____ Data extract
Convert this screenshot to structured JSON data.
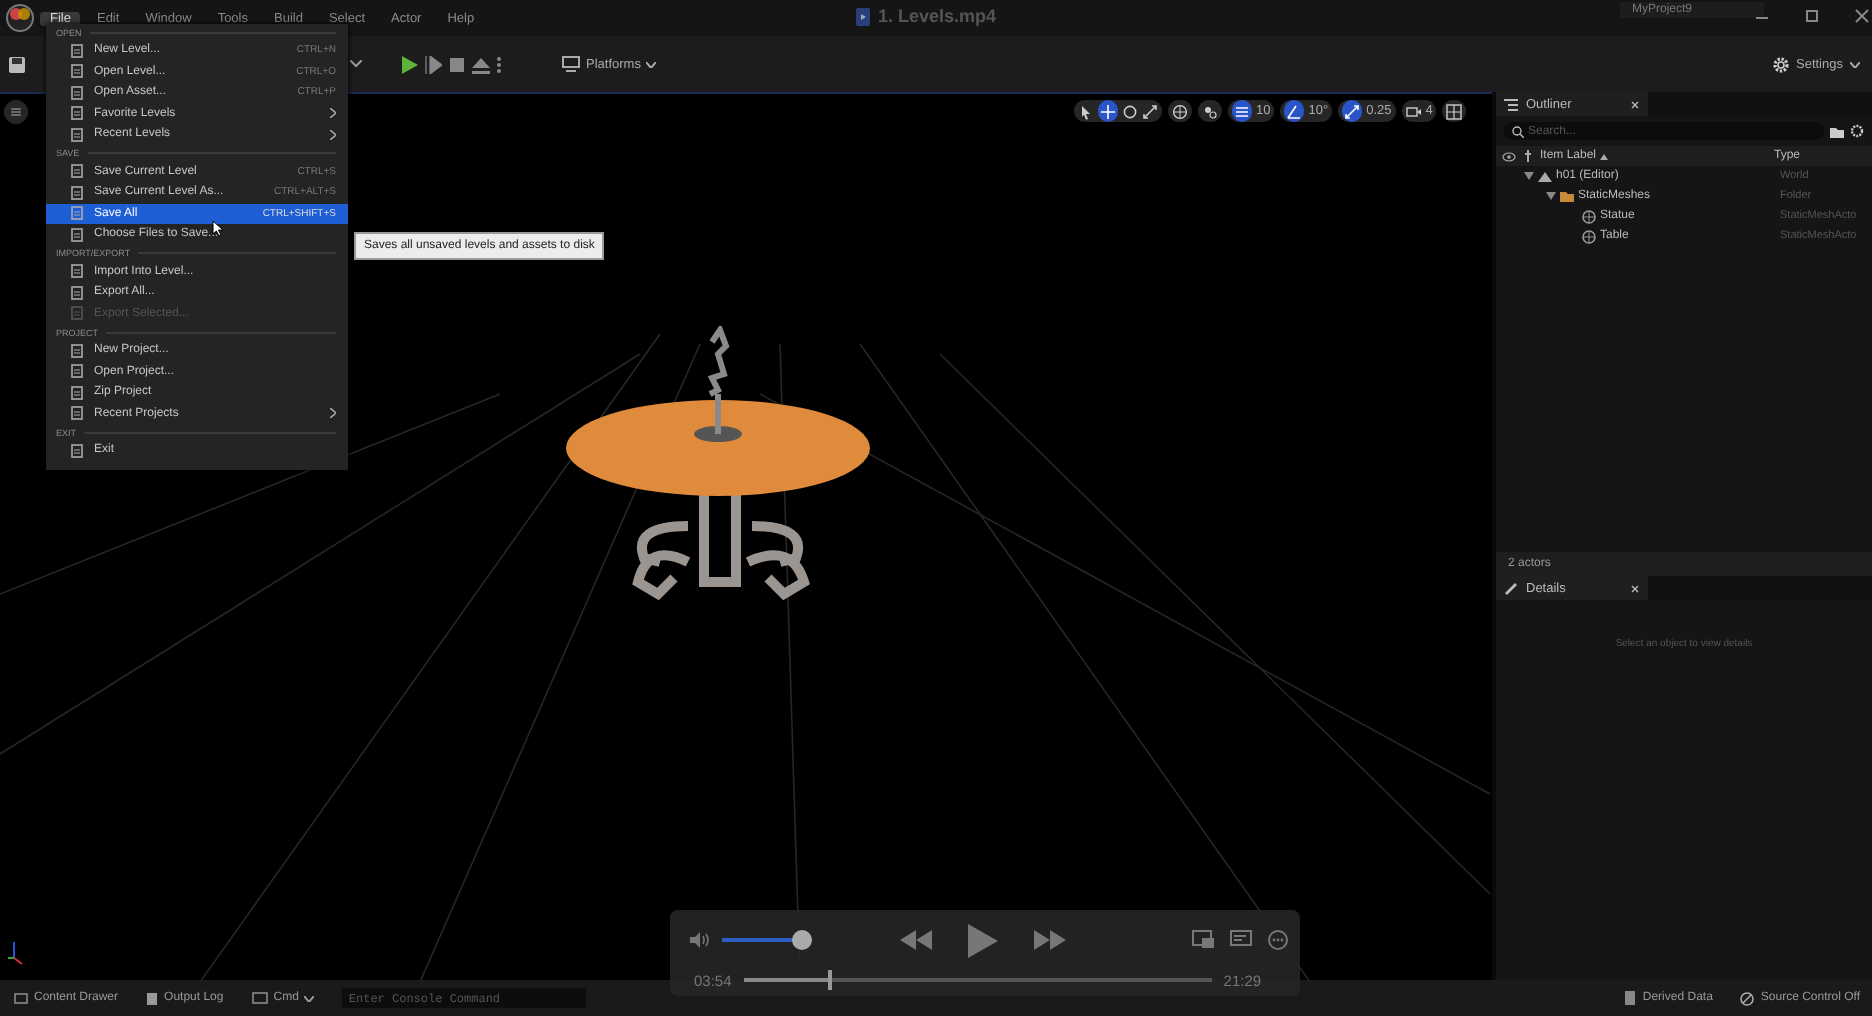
{
  "title_bar": {
    "menu": [
      {
        "label": "File",
        "selected": true
      },
      {
        "label": "Edit",
        "selected": false
      },
      {
        "label": "Window",
        "selected": false
      },
      {
        "label": "Tools",
        "selected": false
      },
      {
        "label": "Build",
        "selected": false
      },
      {
        "label": "Select",
        "selected": false
      },
      {
        "label": "Actor",
        "selected": false
      },
      {
        "label": "Help",
        "selected": false
      }
    ],
    "title": "1. Levels.mp4",
    "project": "MyProject9"
  },
  "toolbar": {
    "platforms": "Platforms",
    "settings": "Settings"
  },
  "viewport_toolbar": {
    "grid_snap": "10",
    "angle_snap": "10°",
    "scale_snap": "0.25",
    "camera_speed": "4"
  },
  "file_menu": {
    "sections": [
      {
        "heading": "OPEN",
        "items": [
          {
            "label": "New Level...",
            "shortcut": "CTRL+N",
            "submenu": false,
            "disabled": false,
            "selected": false
          },
          {
            "label": "Open Level...",
            "shortcut": "CTRL+O",
            "submenu": false,
            "disabled": false,
            "selected": false
          },
          {
            "label": "Open Asset...",
            "shortcut": "CTRL+P",
            "submenu": false,
            "disabled": false,
            "selected": false
          },
          {
            "label": "Favorite Levels",
            "submenu": true,
            "disabled": false,
            "selected": false
          },
          {
            "label": "Recent Levels",
            "submenu": true,
            "disabled": false,
            "selected": false
          }
        ]
      },
      {
        "heading": "SAVE",
        "items": [
          {
            "label": "Save Current Level",
            "shortcut": "CTRL+S",
            "submenu": false,
            "disabled": false,
            "selected": false
          },
          {
            "label": "Save Current Level As...",
            "shortcut": "CTRL+ALT+S",
            "submenu": false,
            "disabled": false,
            "selected": false
          },
          {
            "label": "Save All",
            "shortcut": "CTRL+SHIFT+S",
            "submenu": false,
            "disabled": false,
            "selected": true
          },
          {
            "label": "Choose Files to Save...",
            "submenu": false,
            "disabled": false,
            "selected": false
          }
        ]
      },
      {
        "heading": "IMPORT/EXPORT",
        "items": [
          {
            "label": "Import Into Level...",
            "submenu": false,
            "disabled": false,
            "selected": false
          },
          {
            "label": "Export All...",
            "submenu": false,
            "disabled": false,
            "selected": false
          },
          {
            "label": "Export Selected...",
            "submenu": false,
            "disabled": true,
            "selected": false
          }
        ]
      },
      {
        "heading": "PROJECT",
        "items": [
          {
            "label": "New Project...",
            "submenu": false,
            "disabled": false,
            "selected": false
          },
          {
            "label": "Open Project...",
            "submenu": false,
            "disabled": false,
            "selected": false
          },
          {
            "label": "Zip Project",
            "submenu": false,
            "disabled": false,
            "selected": false
          },
          {
            "label": "Recent Projects",
            "submenu": true,
            "disabled": false,
            "selected": false
          }
        ]
      },
      {
        "heading": "EXIT",
        "items": [
          {
            "label": "Exit",
            "submenu": false,
            "disabled": false,
            "selected": false
          }
        ]
      }
    ]
  },
  "tooltip": "Saves all unsaved levels and assets to disk",
  "outliner": {
    "title": "Outliner",
    "search": {
      "placeholder": "Search..."
    },
    "columns": [
      "Item Label",
      "Type"
    ],
    "tree": [
      {
        "label": "h01 (Editor)",
        "type": "World",
        "expanded": true,
        "children": [
          {
            "label": "StaticMeshes",
            "type": "Folder",
            "expanded": true,
            "children": [
              {
                "label": "Statue",
                "type": "StaticMeshActo"
              },
              {
                "label": "Table",
                "type": "StaticMeshActo"
              }
            ]
          }
        ]
      }
    ],
    "footer": "2 actors"
  },
  "details": {
    "title": "Details",
    "message": "Select an object to view details"
  },
  "player": {
    "volume": {
      "level": 1.0
    },
    "current_time": "03:54",
    "duration": "21:29",
    "progress": {
      "level": 0.18
    }
  },
  "status_bar": {
    "content_drawer": "Content Drawer",
    "output_log": "Output Log",
    "cmd": "Cmd",
    "console": {
      "placeholder": "Enter Console Command"
    },
    "derived_data": "Derived Data",
    "source_control": "Source Control Off"
  }
}
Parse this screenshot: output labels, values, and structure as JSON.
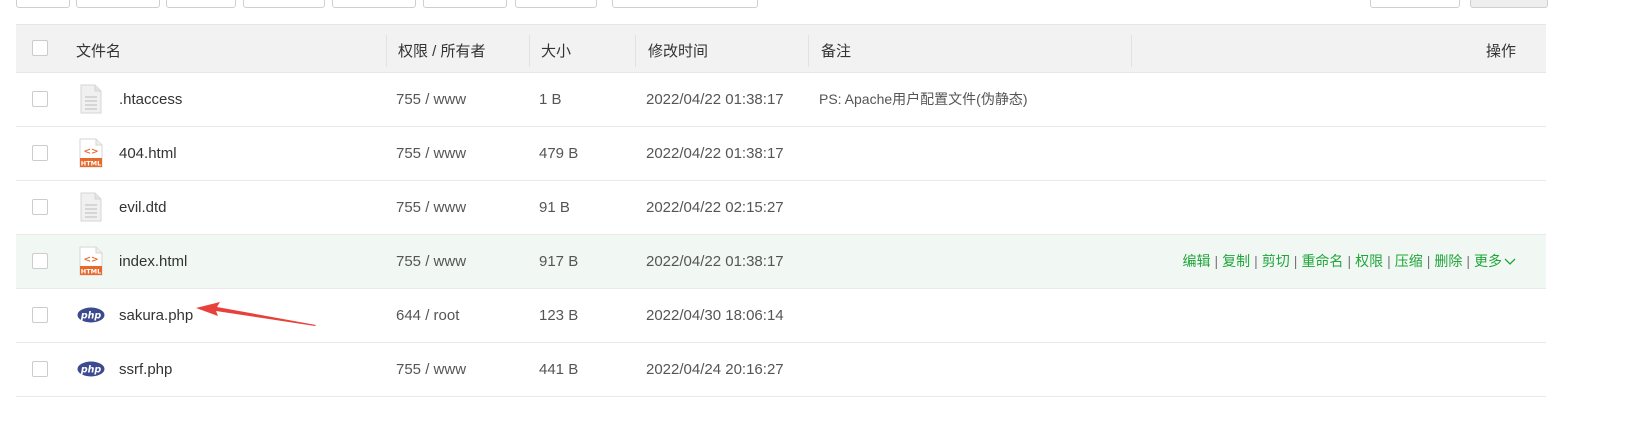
{
  "table": {
    "headers": {
      "name": "文件名",
      "permission": "权限 / 所有者",
      "size": "大小",
      "modified": "修改时间",
      "note": "备注",
      "actions": "操作"
    },
    "rows": [
      {
        "icon": "file-icon",
        "name": ".htaccess",
        "permission": "755 / www",
        "size": "1 B",
        "modified": "2022/04/22 01:38:17",
        "note": "PS: Apache用户配置文件(伪静态)"
      },
      {
        "icon": "html-file-icon",
        "name": "404.html",
        "permission": "755 / www",
        "size": "479 B",
        "modified": "2022/04/22 01:38:17",
        "note": ""
      },
      {
        "icon": "file-icon",
        "name": "evil.dtd",
        "permission": "755 / www",
        "size": "91 B",
        "modified": "2022/04/22 02:15:27",
        "note": ""
      },
      {
        "icon": "html-file-icon",
        "name": "index.html",
        "permission": "755 / www",
        "size": "917 B",
        "modified": "2022/04/22 01:38:17",
        "note": ""
      },
      {
        "icon": "php-file-icon",
        "name": "sakura.php",
        "permission": "644 / root",
        "size": "123 B",
        "modified": "2022/04/30 18:06:14",
        "note": ""
      },
      {
        "icon": "php-file-icon",
        "name": "ssrf.php",
        "permission": "755 / www",
        "size": "441 B",
        "modified": "2022/04/24 20:16:27",
        "note": ""
      }
    ],
    "hover_actions": {
      "edit": "编辑",
      "copy": "复制",
      "cut": "剪切",
      "rename": "重命名",
      "permission": "权限",
      "compress": "压缩",
      "delete": "删除",
      "more": "更多",
      "separator": "|"
    }
  },
  "icons": {
    "html_badge": "HTML",
    "html_symbol": "<>",
    "php_badge": "php"
  },
  "colors": {
    "action_link": "#20a53a",
    "header_bg": "#f2f2f2",
    "hover_row_bg": "#f1f8f4",
    "arrow": "#e8413b",
    "html_icon": "#e8692c",
    "php_icon": "#3c4a8f"
  }
}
________
*Task directions*
Quote the full listing above word for word; exclude every picture from the copy.

*Written solution*
Convert this screenshot to structured JSON data.
{
  "title_bar": {
    "menu": [
      {
        "label": "File",
        "selected": true
      },
      {
        "label": "Edit",
        "selected": false
      },
      {
        "label": "Window",
        "selected": false
      },
      {
        "label": "Tools",
        "selected": false
      },
      {
        "label": "Build",
        "selected": false
      },
      {
        "label": "Select",
        "selected": false
      },
      {
        "label": "Actor",
        "selected": false
      },
      {
        "label": "Help",
        "selected": false
      }
    ],
    "title": "1. Levels.mp4",
    "project": "MyProject9"
  },
  "toolbar": {
    "platforms": "Platforms",
    "settings": "Settings"
  },
  "viewport_toolbar": {
    "grid_snap": "10",
    "angle_snap": "10°",
    "scale_snap": "0.25",
    "camera_speed": "4"
  },
  "file_menu": {
    "sections": [
      {
        "heading": "OPEN",
        "items": [
          {
            "label": "New Level...",
            "shortcut": "CTRL+N",
            "submenu": false,
            "disabled": false,
            "selected": false
          },
          {
            "label": "Open Level...",
            "shortcut": "CTRL+O",
            "submenu": false,
            "disabled": false,
            "selected": false
          },
          {
            "label": "Open Asset...",
            "shortcut": "CTRL+P",
            "submenu": false,
            "disabled": false,
            "selected": false
          },
          {
            "label": "Favorite Levels",
            "submenu": true,
            "disabled": false,
            "selected": false
          },
          {
            "label": "Recent Levels",
            "submenu": true,
            "disabled": false,
            "selected": false
          }
        ]
      },
      {
        "heading": "SAVE",
        "items": [
          {
            "label": "Save Current Level",
            "shortcut": "CTRL+S",
            "submenu": false,
            "disabled": false,
            "selected": false
          },
          {
            "label": "Save Current Level As...",
            "shortcut": "CTRL+ALT+S",
            "submenu": false,
            "disabled": false,
            "selected": false
          },
          {
            "label": "Save All",
            "shortcut": "CTRL+SHIFT+S",
            "submenu": false,
            "disabled": false,
            "selected": true
          },
          {
            "label": "Choose Files to Save...",
            "submenu": false,
            "disabled": false,
            "selected": false
          }
        ]
      },
      {
        "heading": "IMPORT/EXPORT",
        "items": [
          {
            "label": "Import Into Level...",
            "submenu": false,
            "disabled": false,
            "selected": false
          },
          {
            "label": "Export All...",
            "submenu": false,
            "disabled": false,
            "selected": false
          },
          {
            "label": "Export Selected...",
            "submenu": false,
            "disabled": true,
            "selected": false
          }
        ]
      },
      {
        "heading": "PROJECT",
        "items": [
          {
            "label": "New Project...",
            "submenu": false,
            "disabled": false,
            "selected": false
          },
          {
            "label": "Open Project...",
            "submenu": false,
            "disabled": false,
            "selected": false
          },
          {
            "label": "Zip Project",
            "submenu": false,
            "disabled": false,
            "selected": false
          },
          {
            "label": "Recent Projects",
            "submenu": true,
            "disabled": false,
            "selected": false
          }
        ]
      },
      {
        "heading": "EXIT",
        "items": [
          {
            "label": "Exit",
            "submenu": false,
            "disabled": false,
            "selected": false
          }
        ]
      }
    ]
  },
  "tooltip": "Saves all unsaved levels and assets to disk",
  "outliner": {
    "title": "Outliner",
    "search": {
      "placeholder": "Search..."
    },
    "columns": [
      "Item Label",
      "Type"
    ],
    "tree": [
      {
        "label": "h01 (Editor)",
        "type": "World",
        "expanded": true,
        "children": [
          {
            "label": "StaticMeshes",
            "type": "Folder",
            "expanded": true,
            "children": [
              {
                "label": "Statue",
                "type": "StaticMeshActo"
              },
              {
                "label": "Table",
                "type": "StaticMeshActo"
              }
            ]
          }
        ]
      }
    ],
    "footer": "2 actors"
  },
  "details": {
    "title": "Details",
    "message": "Select an object to view details"
  },
  "player": {
    "volume": {
      "level": 1.0
    },
    "current_time": "03:54",
    "duration": "21:29",
    "progress": {
      "level": 0.18
    }
  },
  "status_bar": {
    "content_drawer": "Content Drawer",
    "output_log": "Output Log",
    "cmd": "Cmd",
    "console": {
      "placeholder": "Enter Console Command"
    },
    "derived_data": "Derived Data",
    "source_control": "Source Control Off"
  }
}
Parse this screenshot: output labels, values, and structure as JSON.
{
  "table": {
    "headers": {
      "name": "文件名",
      "permission": "权限 / 所有者",
      "size": "大小",
      "modified": "修改时间",
      "note": "备注",
      "actions": "操作"
    },
    "rows": [
      {
        "icon": "file-icon",
        "name": ".htaccess",
        "permission": "755 / www",
        "size": "1 B",
        "modified": "2022/04/22 01:38:17",
        "note": "PS: Apache用户配置文件(伪静态)"
      },
      {
        "icon": "html-file-icon",
        "name": "404.html",
        "permission": "755 / www",
        "size": "479 B",
        "modified": "2022/04/22 01:38:17",
        "note": ""
      },
      {
        "icon": "file-icon",
        "name": "evil.dtd",
        "permission": "755 / www",
        "size": "91 B",
        "modified": "2022/04/22 02:15:27",
        "note": ""
      },
      {
        "icon": "html-file-icon",
        "name": "index.html",
        "permission": "755 / www",
        "size": "917 B",
        "modified": "2022/04/22 01:38:17",
        "note": ""
      },
      {
        "icon": "php-file-icon",
        "name": "sakura.php",
        "permission": "644 / root",
        "size": "123 B",
        "modified": "2022/04/30 18:06:14",
        "note": ""
      },
      {
        "icon": "php-file-icon",
        "name": "ssrf.php",
        "permission": "755 / www",
        "size": "441 B",
        "modified": "2022/04/24 20:16:27",
        "note": ""
      }
    ],
    "hover_actions": {
      "edit": "编辑",
      "copy": "复制",
      "cut": "剪切",
      "rename": "重命名",
      "permission": "权限",
      "compress": "压缩",
      "delete": "删除",
      "more": "更多",
      "separator": "|"
    }
  },
  "icons": {
    "html_badge": "HTML",
    "html_symbol": "<>",
    "php_badge": "php"
  },
  "colors": {
    "action_link": "#20a53a",
    "header_bg": "#f2f2f2",
    "hover_row_bg": "#f1f8f4",
    "arrow": "#e8413b",
    "html_icon": "#e8692c",
    "php_icon": "#3c4a8f"
  }
}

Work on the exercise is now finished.